+++ INPUT ROWS
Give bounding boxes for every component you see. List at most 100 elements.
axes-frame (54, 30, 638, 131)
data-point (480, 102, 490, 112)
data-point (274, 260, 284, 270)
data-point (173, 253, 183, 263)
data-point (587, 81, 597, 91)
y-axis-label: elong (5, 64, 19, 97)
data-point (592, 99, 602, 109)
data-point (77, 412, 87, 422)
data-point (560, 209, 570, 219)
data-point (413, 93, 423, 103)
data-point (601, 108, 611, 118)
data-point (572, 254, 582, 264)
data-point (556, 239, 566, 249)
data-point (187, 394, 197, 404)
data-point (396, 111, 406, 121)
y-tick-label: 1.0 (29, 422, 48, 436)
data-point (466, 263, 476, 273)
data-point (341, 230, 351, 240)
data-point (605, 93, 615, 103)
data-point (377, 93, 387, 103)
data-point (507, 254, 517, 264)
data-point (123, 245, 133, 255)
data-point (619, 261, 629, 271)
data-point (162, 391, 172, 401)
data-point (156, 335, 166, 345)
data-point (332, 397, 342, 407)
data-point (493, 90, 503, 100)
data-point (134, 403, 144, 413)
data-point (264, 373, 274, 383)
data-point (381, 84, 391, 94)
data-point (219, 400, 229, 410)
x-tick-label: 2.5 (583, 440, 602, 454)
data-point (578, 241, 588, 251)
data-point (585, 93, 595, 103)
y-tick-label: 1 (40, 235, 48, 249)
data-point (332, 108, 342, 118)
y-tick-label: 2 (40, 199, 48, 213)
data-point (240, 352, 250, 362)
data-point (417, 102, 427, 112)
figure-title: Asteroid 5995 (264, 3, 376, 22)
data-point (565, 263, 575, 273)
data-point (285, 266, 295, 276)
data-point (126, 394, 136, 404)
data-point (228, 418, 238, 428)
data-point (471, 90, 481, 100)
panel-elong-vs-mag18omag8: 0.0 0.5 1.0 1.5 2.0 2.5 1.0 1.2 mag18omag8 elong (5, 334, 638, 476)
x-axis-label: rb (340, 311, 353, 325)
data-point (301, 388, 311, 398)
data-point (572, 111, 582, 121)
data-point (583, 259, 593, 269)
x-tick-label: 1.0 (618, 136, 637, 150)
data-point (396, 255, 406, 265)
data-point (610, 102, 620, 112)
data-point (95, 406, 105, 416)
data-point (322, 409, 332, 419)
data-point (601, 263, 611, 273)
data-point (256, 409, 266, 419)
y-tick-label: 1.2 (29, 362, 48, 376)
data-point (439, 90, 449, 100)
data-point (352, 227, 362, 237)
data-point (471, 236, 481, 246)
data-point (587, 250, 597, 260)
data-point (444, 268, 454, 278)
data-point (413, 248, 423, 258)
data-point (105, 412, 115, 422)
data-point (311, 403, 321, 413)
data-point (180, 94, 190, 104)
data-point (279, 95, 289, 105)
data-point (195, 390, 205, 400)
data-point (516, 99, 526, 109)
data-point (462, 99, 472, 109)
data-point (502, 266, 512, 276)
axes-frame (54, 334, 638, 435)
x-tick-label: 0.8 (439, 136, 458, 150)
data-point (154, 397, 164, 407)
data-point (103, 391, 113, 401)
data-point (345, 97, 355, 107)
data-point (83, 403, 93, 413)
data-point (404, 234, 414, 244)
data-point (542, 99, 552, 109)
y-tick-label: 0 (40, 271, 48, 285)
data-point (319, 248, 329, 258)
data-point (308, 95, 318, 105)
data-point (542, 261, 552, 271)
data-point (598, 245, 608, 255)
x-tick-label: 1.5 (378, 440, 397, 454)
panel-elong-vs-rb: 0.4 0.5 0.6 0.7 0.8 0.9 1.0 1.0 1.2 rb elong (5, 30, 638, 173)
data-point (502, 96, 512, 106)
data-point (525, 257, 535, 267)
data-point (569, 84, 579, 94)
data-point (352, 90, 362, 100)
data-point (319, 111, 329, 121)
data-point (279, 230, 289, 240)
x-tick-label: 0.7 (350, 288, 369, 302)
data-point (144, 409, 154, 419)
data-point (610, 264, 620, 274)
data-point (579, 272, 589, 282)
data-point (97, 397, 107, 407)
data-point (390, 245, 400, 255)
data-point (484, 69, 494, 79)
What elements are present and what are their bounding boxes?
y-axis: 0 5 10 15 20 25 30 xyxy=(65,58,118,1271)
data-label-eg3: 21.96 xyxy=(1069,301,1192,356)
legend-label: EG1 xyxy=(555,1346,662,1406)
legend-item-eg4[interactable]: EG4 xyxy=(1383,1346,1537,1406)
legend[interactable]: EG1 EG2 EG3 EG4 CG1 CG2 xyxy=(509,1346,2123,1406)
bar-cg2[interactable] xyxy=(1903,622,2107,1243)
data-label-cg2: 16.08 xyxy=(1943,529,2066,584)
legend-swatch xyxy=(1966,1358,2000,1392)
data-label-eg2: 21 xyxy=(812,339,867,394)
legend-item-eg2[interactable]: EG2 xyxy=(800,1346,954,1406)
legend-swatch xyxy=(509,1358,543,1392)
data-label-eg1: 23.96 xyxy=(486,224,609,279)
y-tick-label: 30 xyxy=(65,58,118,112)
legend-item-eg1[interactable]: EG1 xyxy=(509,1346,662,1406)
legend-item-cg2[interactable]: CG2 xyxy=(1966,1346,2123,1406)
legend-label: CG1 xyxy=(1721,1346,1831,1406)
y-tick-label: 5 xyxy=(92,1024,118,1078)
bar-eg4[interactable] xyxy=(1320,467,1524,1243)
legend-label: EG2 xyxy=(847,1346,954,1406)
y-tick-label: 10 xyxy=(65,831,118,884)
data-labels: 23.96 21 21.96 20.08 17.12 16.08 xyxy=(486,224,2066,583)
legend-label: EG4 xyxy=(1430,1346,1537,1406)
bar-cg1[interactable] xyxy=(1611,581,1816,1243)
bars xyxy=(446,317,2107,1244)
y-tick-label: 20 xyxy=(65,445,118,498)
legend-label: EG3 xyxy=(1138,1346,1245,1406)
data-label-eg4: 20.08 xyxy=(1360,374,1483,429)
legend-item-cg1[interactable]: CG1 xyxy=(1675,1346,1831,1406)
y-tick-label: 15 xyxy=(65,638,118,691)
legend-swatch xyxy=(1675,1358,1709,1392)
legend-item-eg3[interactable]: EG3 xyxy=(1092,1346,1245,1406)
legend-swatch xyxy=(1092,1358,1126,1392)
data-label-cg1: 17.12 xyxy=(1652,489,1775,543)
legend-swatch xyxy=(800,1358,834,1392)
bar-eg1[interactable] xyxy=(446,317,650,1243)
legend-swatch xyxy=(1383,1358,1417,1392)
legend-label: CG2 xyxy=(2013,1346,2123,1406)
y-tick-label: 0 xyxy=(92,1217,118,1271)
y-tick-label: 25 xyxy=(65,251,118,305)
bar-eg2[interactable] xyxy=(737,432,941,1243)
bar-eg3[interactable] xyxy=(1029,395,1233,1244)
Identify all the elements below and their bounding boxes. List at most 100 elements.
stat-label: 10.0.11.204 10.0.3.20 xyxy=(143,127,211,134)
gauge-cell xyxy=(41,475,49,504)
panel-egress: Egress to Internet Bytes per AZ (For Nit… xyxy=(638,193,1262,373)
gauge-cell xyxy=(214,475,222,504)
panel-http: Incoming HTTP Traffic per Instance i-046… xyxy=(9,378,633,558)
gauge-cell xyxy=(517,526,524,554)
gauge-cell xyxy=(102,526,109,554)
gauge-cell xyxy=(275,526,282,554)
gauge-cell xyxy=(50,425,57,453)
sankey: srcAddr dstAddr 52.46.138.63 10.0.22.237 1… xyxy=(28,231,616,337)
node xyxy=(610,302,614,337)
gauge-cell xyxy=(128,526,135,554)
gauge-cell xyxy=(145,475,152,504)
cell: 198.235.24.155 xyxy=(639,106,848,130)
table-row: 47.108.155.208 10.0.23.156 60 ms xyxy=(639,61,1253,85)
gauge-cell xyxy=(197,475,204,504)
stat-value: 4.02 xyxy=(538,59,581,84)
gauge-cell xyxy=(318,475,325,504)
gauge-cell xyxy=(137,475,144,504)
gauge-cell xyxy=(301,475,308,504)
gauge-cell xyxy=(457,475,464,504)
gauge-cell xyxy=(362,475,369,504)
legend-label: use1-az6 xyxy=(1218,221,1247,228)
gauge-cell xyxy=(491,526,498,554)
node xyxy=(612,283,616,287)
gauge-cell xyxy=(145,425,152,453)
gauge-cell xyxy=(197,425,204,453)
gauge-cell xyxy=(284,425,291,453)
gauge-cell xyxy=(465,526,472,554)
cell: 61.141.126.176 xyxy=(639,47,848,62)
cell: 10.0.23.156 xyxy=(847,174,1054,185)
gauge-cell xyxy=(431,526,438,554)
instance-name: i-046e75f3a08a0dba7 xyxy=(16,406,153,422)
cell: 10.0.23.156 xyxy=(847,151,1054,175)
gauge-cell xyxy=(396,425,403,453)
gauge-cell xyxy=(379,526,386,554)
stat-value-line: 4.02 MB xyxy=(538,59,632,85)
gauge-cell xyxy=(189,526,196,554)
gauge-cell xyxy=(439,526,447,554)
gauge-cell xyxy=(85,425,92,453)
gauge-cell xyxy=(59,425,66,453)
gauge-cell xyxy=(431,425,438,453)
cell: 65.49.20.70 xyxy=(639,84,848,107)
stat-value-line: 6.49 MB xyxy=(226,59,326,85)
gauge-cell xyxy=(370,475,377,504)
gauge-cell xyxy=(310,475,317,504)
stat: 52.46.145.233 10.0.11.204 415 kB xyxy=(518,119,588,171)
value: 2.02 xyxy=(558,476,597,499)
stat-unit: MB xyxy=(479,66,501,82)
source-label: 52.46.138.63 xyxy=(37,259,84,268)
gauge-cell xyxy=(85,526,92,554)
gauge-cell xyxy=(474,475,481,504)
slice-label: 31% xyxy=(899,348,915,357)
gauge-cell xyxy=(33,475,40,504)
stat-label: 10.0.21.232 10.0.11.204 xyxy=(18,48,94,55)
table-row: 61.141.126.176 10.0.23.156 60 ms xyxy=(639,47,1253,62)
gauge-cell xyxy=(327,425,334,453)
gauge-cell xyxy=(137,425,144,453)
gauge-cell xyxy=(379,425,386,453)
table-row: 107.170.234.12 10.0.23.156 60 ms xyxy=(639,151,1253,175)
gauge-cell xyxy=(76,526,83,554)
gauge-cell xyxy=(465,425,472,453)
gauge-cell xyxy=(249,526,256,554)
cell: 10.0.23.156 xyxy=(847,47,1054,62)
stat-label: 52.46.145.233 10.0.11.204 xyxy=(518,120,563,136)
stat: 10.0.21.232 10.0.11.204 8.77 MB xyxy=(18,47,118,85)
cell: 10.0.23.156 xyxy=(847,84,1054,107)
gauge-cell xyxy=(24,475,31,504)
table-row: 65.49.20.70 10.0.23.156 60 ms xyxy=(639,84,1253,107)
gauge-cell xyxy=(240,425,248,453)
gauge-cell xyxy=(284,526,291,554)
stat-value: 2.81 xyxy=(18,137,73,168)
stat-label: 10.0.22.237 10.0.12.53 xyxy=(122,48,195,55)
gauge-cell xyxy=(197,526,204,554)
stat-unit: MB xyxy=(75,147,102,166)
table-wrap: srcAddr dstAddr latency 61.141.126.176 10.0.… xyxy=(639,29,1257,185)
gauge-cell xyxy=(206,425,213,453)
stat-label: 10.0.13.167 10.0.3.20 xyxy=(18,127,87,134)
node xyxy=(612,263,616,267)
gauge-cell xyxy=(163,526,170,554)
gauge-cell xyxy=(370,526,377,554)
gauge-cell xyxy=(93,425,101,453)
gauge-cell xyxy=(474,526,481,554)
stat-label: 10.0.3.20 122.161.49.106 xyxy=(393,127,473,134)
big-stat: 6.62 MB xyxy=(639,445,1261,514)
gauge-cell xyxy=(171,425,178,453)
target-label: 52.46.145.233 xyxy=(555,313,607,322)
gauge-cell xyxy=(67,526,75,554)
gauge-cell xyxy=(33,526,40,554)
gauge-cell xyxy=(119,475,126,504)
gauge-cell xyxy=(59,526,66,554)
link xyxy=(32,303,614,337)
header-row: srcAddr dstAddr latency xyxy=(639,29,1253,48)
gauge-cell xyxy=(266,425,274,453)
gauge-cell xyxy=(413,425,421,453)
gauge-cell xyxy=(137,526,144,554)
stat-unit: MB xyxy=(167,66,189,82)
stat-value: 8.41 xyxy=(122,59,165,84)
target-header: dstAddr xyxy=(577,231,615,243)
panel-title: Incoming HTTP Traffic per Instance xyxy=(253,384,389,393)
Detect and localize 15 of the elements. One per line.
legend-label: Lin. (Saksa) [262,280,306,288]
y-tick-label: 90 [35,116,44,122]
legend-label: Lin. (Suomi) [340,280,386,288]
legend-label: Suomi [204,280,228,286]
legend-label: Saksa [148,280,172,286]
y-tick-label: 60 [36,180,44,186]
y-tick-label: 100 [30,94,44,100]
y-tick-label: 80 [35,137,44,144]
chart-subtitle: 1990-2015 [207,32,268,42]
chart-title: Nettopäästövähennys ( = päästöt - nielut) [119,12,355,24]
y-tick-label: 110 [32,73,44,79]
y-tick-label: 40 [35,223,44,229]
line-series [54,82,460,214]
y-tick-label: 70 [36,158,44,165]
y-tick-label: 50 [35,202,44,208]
++++++
REQUIREMENT | Copy out the lines of the entries word for word, from the first line down through the line containing "data-point (413, 93, 423, 103)", including both of those lines.

SOLUTION TO THE PROBLEM |
Give bounding boxes for every component you see. List at most 100 elements.
axes-frame (54, 30, 638, 131)
data-point (480, 102, 490, 112)
data-point (274, 260, 284, 270)
data-point (173, 253, 183, 263)
data-point (587, 81, 597, 91)
y-axis-label: elong (5, 64, 19, 97)
data-point (592, 99, 602, 109)
data-point (77, 412, 87, 422)
data-point (560, 209, 570, 219)
data-point (413, 93, 423, 103)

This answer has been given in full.